-- Start of Reading passage --

Welcome to part 3 of Bob’s fishing adventure in Malaysia. Bob is off to catch his first peacock bass ever. At least that’s the plan.
We love peacock bass fishing as they fight hard and they are ugly, yet somehow, beautiful. There are however some things to remember and techniques that need to be deployed to catch them on a consistence basis.
The first thing is to go find them!
We left Subang Jaya early in the morning and stopped by an eatery named Pun Chun at Bidor town for some white coffee and herbal duck drumstick noodle. This breakfast stop appears to be developing into a pattern every time we go north for some fishing.
The first pond we fished at is to be promising as it is a privately owned pond (the owner doesn’t use it for anything though) and we have not been fishing it for months. This spot produced many peacock bass the last trip out with some respectable sized fish. After getting clearance from the owner to fish this decently large pond we set off to look for our South American ‘migrants’.

-- End of Reading passage --
-- Start of Dataset rows --

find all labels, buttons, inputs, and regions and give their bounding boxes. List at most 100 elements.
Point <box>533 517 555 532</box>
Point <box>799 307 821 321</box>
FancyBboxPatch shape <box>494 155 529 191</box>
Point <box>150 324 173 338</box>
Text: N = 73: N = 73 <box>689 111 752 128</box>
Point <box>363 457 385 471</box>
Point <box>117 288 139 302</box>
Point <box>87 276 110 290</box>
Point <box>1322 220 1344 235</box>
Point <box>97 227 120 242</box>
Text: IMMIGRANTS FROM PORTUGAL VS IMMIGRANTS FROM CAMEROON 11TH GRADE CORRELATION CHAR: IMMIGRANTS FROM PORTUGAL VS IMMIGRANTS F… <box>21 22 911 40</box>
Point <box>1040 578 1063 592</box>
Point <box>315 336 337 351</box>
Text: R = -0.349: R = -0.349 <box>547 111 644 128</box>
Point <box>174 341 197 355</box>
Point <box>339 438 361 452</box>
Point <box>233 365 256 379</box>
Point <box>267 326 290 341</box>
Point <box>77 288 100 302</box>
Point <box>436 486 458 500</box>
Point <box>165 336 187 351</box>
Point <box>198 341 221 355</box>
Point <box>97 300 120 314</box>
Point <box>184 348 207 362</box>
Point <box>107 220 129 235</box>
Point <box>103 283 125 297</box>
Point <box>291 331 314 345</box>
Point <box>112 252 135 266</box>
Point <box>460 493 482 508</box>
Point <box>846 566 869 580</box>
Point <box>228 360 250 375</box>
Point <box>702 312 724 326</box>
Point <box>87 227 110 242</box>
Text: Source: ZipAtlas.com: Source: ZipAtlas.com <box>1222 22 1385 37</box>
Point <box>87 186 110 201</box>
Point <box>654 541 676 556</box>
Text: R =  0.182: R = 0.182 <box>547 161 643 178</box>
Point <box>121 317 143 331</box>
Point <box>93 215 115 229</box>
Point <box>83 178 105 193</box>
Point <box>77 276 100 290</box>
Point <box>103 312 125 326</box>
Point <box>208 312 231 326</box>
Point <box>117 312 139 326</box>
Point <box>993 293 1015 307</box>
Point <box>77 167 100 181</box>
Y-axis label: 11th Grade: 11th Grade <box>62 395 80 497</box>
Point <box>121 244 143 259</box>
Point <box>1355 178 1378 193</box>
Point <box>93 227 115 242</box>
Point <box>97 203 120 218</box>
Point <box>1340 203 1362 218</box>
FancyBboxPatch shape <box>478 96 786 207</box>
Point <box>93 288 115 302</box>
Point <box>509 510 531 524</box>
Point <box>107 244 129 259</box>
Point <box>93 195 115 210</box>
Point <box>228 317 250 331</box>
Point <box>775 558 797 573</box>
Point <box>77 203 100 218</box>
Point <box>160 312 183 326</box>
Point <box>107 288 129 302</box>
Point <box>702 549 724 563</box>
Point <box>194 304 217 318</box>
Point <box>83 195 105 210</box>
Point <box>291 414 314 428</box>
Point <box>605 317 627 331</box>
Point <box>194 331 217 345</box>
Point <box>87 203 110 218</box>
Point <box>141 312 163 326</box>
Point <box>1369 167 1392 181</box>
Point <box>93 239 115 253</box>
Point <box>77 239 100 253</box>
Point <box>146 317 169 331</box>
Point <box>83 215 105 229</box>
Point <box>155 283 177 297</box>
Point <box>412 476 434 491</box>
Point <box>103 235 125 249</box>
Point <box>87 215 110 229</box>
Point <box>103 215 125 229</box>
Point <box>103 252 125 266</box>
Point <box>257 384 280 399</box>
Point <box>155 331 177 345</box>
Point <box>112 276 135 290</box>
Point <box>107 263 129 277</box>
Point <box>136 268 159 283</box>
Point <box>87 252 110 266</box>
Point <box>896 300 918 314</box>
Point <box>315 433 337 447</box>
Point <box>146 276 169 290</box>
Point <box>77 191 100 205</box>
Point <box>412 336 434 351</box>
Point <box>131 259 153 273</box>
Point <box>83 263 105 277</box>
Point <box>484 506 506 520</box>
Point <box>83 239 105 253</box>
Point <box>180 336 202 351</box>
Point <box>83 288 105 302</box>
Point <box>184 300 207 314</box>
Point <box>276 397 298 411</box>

-- End of Dataset rows --

Request
Write a continuation of the account of Bob's peacock bass fishing trip in Malaysia, picking up after its last sentence. The listing is not required for the work here.

Result
No weed – no peacock bass
The very first thing we noticed is the lack of weeds in and around the pond. You see, the peacock bass prefers to lurk under heavy cover much like the largemouth/smallmouth bass. Since the ponds and lakes around here are mostly made out of disused tin mining ponds, there are not many submerged trees and such. Instead, the peacock bass looks for, and hide in thick weeds that are hydrilla.
While working the edges we did a slow drift looking for weeds. None was to be found which was quite strange. The next best places are lily pads but there are no many either.
Steam must be coming off our heads both from the intense afternoon sun and the lack of peacock bass action.
After some discussions we decided to take a break to cool down and also move to another pond. I was against the idea of fishing a particular pond not far from where we are even though it produced a couple of big peacocks for my American guests, Joe and Jackie, back then.
It was just gut feel and a hunch that we should instead, try another pond further away. Bob and I went for some cool drinks at a small sleepy town. We went back to the boat at around 3pm giving us limited time to catch some peacocks.
In a matter of minutes after we resumed fishing it would appear we have made the right choice as we started catching our target species. There were some smallish fish but overall those caught were quite decent.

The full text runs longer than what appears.